Data entries for graphics
################
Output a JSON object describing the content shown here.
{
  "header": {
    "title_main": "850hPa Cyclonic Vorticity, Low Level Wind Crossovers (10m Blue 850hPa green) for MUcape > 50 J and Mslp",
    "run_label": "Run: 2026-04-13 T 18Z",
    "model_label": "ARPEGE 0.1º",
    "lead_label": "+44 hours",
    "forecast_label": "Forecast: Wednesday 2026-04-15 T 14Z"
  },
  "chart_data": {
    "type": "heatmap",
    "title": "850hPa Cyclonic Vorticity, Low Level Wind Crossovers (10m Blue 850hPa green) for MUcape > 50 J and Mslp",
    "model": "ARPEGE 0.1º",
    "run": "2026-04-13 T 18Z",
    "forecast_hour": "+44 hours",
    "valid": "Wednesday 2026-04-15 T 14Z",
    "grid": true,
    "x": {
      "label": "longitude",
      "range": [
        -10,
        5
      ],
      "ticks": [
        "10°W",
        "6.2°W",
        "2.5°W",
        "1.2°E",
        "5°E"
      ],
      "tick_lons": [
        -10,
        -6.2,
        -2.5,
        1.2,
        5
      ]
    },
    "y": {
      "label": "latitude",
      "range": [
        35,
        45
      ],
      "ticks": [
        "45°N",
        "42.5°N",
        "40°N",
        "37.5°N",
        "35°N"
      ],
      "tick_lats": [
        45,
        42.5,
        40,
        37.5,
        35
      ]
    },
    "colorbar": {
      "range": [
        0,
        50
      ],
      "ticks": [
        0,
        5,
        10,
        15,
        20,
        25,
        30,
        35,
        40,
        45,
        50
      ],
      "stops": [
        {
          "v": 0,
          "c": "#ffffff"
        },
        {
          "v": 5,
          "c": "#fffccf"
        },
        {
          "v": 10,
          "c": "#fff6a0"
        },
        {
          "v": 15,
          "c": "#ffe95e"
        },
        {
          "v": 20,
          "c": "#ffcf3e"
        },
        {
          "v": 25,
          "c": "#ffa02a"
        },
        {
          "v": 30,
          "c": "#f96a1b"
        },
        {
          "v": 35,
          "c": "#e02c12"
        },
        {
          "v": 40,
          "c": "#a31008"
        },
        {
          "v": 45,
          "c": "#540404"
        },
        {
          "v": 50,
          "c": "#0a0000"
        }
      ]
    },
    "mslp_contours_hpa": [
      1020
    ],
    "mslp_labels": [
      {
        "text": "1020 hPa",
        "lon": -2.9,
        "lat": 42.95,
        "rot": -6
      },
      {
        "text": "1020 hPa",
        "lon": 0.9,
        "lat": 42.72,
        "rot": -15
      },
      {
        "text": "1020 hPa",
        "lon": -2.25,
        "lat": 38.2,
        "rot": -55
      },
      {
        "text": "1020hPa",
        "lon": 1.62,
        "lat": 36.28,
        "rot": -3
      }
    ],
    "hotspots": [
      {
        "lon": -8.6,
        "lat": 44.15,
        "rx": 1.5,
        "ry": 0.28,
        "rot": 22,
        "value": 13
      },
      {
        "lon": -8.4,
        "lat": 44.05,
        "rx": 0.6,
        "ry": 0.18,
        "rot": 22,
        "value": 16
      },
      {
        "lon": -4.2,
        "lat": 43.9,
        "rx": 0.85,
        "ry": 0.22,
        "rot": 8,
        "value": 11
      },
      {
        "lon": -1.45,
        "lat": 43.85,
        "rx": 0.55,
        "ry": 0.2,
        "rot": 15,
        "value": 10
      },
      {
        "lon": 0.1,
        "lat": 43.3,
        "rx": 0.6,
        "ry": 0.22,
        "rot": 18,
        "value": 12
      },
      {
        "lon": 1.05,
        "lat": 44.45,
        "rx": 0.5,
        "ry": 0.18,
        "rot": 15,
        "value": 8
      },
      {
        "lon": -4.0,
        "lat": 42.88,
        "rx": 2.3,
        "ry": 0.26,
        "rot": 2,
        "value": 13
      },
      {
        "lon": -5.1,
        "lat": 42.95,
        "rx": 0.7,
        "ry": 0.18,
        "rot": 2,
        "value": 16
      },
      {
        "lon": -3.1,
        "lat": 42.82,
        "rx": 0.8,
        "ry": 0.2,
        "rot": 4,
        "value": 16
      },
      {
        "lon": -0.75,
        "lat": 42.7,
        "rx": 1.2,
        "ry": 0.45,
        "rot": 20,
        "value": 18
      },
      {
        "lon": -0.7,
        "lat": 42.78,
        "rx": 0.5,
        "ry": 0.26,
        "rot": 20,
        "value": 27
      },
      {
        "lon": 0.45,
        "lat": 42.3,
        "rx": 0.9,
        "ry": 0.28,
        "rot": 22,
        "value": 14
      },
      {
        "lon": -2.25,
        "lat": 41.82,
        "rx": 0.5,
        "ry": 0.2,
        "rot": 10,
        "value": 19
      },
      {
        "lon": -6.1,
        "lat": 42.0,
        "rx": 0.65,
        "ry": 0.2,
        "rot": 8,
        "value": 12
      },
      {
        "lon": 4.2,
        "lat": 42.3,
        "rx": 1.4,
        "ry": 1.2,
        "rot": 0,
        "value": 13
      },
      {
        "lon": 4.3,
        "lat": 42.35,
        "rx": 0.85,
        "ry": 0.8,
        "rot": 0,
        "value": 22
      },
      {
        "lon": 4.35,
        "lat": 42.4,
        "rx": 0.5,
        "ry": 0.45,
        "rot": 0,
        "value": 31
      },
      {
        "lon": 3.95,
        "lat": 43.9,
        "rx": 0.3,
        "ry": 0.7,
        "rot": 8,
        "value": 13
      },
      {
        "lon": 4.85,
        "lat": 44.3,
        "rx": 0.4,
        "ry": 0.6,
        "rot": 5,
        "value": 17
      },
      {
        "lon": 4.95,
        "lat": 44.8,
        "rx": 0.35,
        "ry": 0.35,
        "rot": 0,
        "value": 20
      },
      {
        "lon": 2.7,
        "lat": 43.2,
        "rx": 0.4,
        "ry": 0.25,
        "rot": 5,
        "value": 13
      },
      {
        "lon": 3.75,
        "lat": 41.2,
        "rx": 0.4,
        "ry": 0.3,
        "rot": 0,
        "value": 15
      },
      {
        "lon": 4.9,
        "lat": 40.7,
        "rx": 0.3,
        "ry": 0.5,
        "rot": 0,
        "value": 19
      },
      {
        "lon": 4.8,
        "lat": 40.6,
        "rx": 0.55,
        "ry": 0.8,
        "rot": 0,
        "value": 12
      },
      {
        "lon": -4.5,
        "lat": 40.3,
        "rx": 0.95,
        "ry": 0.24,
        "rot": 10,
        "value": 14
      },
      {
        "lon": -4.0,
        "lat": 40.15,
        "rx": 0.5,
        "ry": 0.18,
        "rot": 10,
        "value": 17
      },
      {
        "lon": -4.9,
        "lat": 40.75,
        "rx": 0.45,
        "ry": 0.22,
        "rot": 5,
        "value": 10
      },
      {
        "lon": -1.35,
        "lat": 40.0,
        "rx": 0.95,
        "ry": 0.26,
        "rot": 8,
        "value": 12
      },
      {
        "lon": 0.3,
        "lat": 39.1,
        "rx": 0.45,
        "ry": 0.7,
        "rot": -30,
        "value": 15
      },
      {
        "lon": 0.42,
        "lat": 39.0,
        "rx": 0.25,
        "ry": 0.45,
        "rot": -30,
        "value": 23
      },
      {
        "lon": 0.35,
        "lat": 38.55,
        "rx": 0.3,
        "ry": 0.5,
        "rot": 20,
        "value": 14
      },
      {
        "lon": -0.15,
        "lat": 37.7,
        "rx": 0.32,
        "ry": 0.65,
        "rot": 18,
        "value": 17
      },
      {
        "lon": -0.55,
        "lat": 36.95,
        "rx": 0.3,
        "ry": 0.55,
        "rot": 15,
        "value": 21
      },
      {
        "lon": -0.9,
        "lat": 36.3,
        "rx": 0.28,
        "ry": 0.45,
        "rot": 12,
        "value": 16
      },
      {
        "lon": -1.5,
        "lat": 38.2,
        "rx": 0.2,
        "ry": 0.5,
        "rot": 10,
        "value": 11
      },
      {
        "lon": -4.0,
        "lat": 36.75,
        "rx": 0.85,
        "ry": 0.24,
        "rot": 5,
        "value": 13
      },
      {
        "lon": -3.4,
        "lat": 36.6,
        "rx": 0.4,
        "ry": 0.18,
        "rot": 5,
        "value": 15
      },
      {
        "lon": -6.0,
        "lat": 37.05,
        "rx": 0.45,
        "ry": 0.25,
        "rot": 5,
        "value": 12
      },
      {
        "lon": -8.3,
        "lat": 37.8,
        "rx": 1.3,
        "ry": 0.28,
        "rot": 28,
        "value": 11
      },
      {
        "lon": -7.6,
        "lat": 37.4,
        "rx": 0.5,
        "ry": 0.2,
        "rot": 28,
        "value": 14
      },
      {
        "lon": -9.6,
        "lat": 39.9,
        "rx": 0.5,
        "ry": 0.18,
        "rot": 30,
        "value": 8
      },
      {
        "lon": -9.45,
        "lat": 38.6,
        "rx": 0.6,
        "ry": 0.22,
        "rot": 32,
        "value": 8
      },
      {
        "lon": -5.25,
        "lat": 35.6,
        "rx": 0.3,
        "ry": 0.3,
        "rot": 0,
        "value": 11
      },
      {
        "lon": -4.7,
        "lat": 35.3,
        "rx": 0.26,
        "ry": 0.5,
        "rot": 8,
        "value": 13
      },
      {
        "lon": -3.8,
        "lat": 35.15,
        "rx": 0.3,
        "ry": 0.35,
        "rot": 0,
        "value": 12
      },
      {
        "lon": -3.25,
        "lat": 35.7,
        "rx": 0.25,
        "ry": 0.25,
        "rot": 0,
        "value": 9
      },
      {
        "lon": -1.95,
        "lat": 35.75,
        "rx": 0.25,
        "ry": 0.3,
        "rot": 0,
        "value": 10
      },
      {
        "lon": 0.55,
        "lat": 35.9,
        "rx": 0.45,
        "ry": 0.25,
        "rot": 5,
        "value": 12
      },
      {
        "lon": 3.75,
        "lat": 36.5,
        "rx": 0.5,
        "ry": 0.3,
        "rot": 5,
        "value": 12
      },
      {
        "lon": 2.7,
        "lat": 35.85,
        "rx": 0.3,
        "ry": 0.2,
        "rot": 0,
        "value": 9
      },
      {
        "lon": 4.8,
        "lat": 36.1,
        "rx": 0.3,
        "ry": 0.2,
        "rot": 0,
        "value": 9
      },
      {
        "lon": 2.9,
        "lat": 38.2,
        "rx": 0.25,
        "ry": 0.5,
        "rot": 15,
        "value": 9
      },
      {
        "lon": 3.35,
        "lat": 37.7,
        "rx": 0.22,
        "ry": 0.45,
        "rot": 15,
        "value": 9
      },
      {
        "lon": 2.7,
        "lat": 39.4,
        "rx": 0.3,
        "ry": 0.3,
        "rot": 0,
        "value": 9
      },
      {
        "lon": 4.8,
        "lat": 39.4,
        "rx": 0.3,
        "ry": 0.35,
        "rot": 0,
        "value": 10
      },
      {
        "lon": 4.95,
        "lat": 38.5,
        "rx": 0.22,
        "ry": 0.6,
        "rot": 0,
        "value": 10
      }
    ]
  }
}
################
Search the lines for "hours". Copy each line that has it.

> _WRITTEN SOLUTION_:
    "lead_label": "+44 hours",
    "forecast_hour": "+44 hours",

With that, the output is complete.